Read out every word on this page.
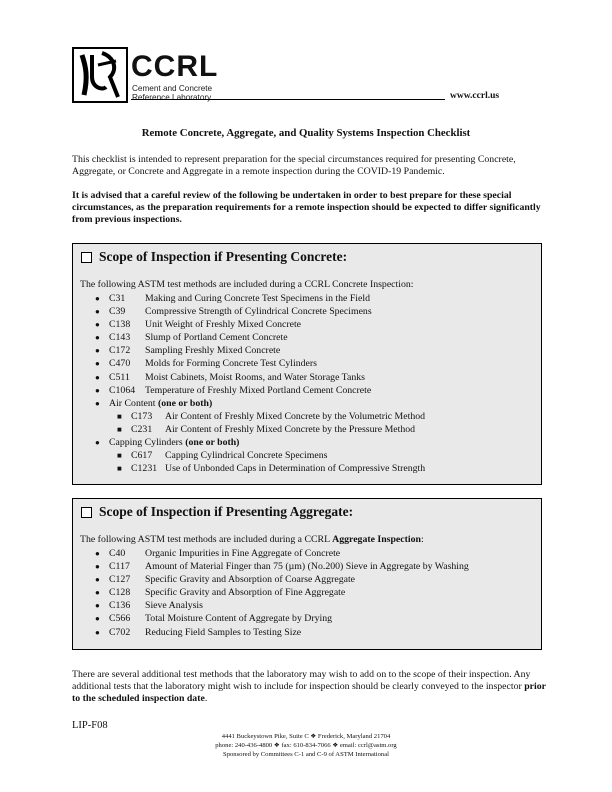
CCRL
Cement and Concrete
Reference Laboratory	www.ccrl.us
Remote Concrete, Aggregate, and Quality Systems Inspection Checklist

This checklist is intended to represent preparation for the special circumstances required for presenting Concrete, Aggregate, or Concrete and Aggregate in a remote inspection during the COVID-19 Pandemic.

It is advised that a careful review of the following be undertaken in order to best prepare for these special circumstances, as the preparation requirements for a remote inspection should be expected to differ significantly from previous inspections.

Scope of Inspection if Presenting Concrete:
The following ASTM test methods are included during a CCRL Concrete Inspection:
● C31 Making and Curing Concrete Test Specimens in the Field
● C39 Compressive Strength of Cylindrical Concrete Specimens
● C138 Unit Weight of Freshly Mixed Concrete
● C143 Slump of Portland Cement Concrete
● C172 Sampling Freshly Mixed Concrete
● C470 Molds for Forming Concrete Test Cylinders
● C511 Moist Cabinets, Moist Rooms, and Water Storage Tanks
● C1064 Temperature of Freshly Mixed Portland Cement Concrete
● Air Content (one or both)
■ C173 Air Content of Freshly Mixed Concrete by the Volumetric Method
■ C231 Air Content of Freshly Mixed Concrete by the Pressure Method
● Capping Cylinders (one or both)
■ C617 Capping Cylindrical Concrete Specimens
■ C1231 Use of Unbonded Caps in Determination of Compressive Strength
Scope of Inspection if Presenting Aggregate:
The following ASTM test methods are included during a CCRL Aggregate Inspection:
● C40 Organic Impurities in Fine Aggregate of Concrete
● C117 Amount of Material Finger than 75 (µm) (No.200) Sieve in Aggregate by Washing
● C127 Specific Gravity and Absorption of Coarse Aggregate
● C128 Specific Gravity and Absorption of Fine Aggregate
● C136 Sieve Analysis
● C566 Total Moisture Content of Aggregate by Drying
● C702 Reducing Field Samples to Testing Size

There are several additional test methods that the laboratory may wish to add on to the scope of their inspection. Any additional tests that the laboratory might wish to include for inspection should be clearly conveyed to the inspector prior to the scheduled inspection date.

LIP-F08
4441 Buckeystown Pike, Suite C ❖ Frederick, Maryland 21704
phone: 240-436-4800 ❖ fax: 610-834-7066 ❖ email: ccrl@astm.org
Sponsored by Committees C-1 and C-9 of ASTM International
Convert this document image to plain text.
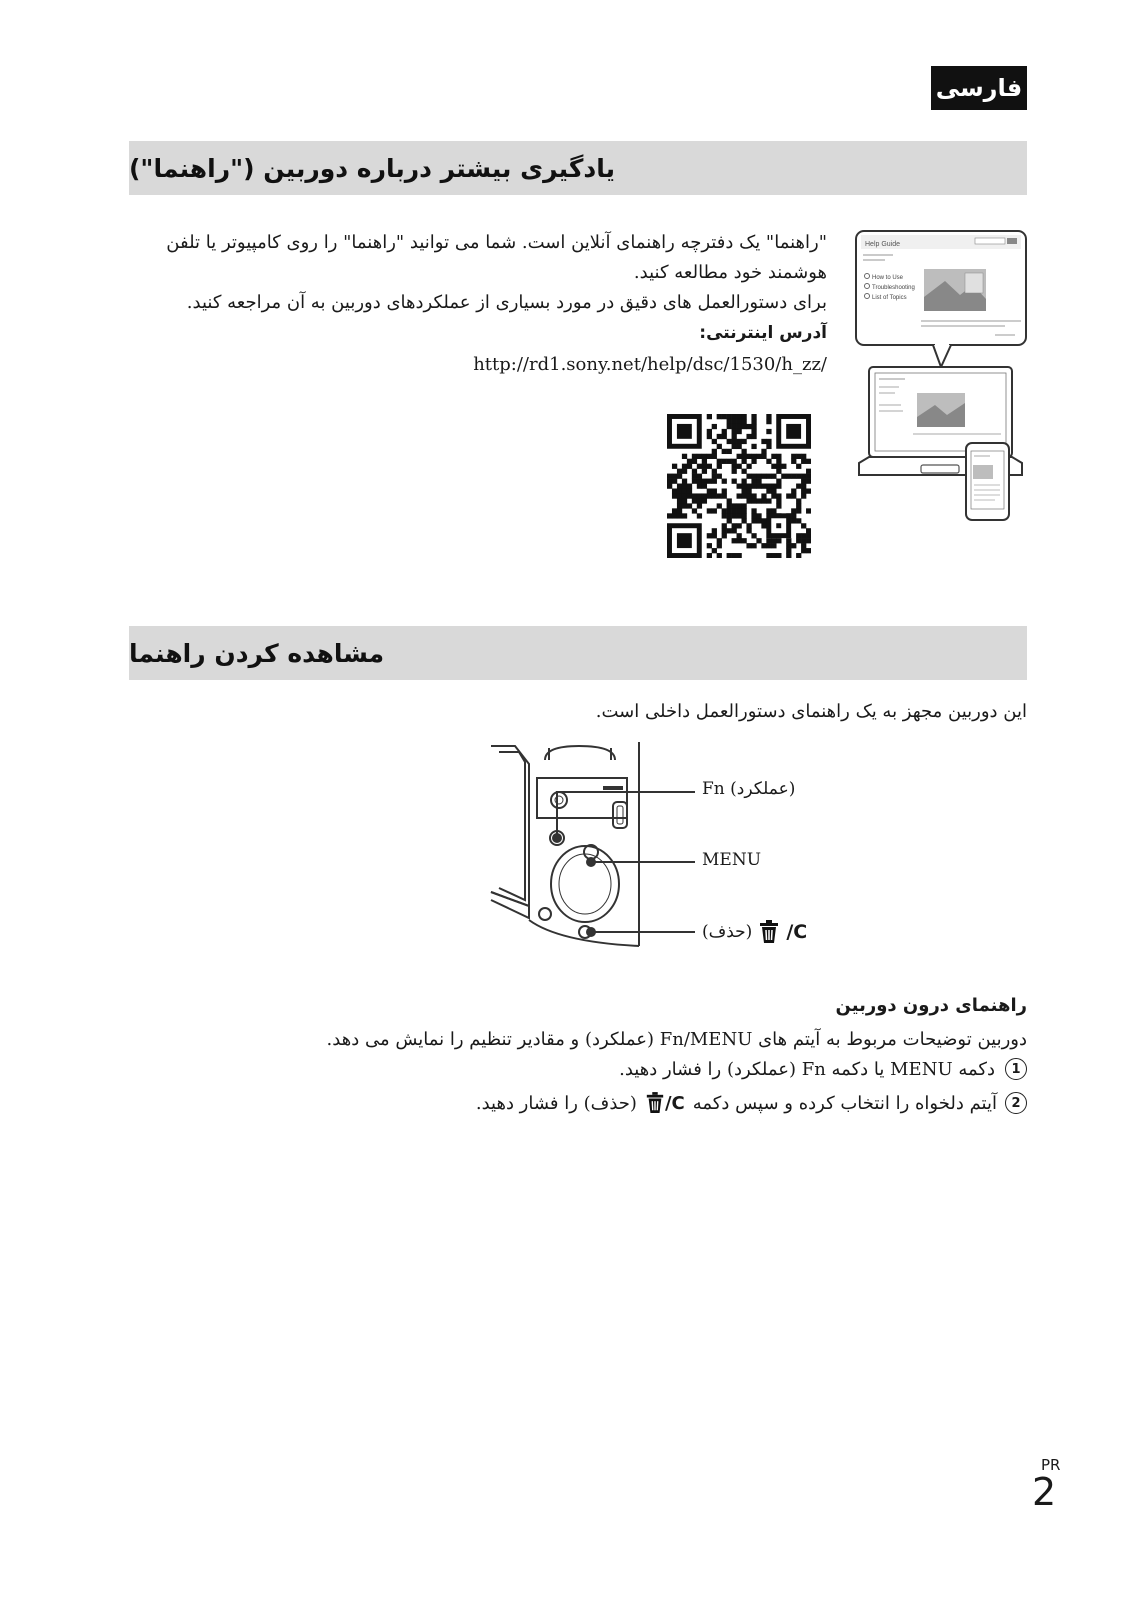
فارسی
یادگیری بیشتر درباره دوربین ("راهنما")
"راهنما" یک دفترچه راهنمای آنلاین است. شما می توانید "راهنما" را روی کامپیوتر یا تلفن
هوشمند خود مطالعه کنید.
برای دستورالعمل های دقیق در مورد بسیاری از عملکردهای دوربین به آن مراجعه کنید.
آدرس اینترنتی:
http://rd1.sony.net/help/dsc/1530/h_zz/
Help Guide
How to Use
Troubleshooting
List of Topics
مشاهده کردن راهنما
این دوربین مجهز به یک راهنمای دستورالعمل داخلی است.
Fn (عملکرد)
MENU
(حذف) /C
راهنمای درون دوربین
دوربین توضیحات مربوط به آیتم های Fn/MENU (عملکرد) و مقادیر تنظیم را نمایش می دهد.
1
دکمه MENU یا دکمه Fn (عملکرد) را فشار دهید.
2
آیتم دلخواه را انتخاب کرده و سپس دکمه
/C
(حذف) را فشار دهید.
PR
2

• • • •

What to do: Say how many lines hold the word "Portland", giving the number and nothing else.

Result: 2